Dataset entries:
——————
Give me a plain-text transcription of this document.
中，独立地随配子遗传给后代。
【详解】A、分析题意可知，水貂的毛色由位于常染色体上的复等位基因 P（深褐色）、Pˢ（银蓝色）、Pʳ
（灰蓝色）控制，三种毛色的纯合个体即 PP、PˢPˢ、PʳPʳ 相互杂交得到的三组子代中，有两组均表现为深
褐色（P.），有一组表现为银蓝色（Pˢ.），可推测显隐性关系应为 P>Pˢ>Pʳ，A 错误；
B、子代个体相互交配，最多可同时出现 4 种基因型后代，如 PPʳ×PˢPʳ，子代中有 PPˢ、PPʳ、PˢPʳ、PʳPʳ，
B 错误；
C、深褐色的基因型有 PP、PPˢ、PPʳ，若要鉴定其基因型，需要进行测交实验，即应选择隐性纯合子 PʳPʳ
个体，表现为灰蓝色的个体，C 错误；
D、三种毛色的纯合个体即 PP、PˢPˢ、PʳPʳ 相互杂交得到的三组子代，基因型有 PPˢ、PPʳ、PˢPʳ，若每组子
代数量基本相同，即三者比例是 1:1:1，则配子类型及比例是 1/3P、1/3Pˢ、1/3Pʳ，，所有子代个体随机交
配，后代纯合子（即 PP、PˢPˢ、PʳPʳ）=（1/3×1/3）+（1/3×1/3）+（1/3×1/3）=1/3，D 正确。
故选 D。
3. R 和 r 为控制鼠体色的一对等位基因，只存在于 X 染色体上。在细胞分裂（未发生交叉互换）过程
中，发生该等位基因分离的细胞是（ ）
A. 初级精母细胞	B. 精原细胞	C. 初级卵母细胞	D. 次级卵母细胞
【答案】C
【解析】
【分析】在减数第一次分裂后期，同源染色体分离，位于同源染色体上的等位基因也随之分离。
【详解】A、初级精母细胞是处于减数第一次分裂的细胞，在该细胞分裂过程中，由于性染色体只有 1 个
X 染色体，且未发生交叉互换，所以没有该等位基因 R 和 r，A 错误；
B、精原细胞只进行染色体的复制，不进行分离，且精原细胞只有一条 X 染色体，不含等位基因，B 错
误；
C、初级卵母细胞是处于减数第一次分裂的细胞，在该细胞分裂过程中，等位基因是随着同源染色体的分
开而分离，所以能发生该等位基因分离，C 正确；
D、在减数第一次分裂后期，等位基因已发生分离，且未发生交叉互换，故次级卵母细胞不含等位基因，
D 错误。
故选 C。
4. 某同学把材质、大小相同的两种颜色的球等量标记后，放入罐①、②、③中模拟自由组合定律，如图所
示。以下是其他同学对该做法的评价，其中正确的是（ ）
——————
▶ Set exercise
Please set down each line of the records exactly as given.

▶ Exercise answer
Give me a plain-text transcription of this document.
中，独立地随配子遗传给后代。
【详解】A、分析题意可知，水貂的毛色由位于常染色体上的复等位基因 P（深褐色）、Pˢ（银蓝色）、Pʳ
（灰蓝色）控制，三种毛色的纯合个体即 PP、PˢPˢ、PʳPʳ 相互杂交得到的三组子代中，有两组均表现为深
褐色（P.），有一组表现为银蓝色（Pˢ.），可推测显隐性关系应为 P>Pˢ>Pʳ，A 错误；
B、子代个体相互交配，最多可同时出现 4 种基因型后代，如 PPʳ×PˢPʳ，子代中有 PPˢ、PPʳ、PˢPʳ、PʳPʳ，
B 错误；
C、深褐色的基因型有 PP、PPˢ、PPʳ，若要鉴定其基因型，需要进行测交实验，即应选择隐性纯合子 PʳPʳ
个体，表现为灰蓝色的个体，C 错误；
D、三种毛色的纯合个体即 PP、PˢPˢ、PʳPʳ 相互杂交得到的三组子代，基因型有 PPˢ、PPʳ、PˢPʳ，若每组子
代数量基本相同，即三者比例是 1:1:1，则配子类型及比例是 1/3P、1/3Pˢ、1/3Pʳ，，所有子代个体随机交
配，后代纯合子（即 PP、PˢPˢ、PʳPʳ）=（1/3×1/3）+（1/3×1/3）+（1/3×1/3）=1/3，D 正确。
故选 D。
3. R 和 r 为控制鼠体色的一对等位基因，只存在于 X 染色体上。在细胞分裂（未发生交叉互换）过程
中，发生该等位基因分离的细胞是（ ）
A. 初级精母细胞	B. 精原细胞	C. 初级卵母细胞	D. 次级卵母细胞
【答案】C
【解析】
【分析】在减数第一次分裂后期，同源染色体分离，位于同源染色体上的等位基因也随之分离。
【详解】A、初级精母细胞是处于减数第一次分裂的细胞，在该细胞分裂过程中，由于性染色体只有 1 个
X 染色体，且未发生交叉互换，所以没有该等位基因 R 和 r，A 错误；
B、精原细胞只进行染色体的复制，不进行分离，且精原细胞只有一条 X 染色体，不含等位基因，B 错
误；
C、初级卵母细胞是处于减数第一次分裂的细胞，在该细胞分裂过程中，等位基因是随着同源染色体的分
开而分离，所以能发生该等位基因分离，C 正确；
D、在减数第一次分裂后期，等位基因已发生分离，且未发生交叉互换，故次级卵母细胞不含等位基因，
D 错误。
故选 C。
4. 某同学把材质、大小相同的两种颜色的球等量标记后，放入罐①、②、③中模拟自由组合定律，如图所
示。以下是其他同学对该做法的评价，其中正确的是（ ）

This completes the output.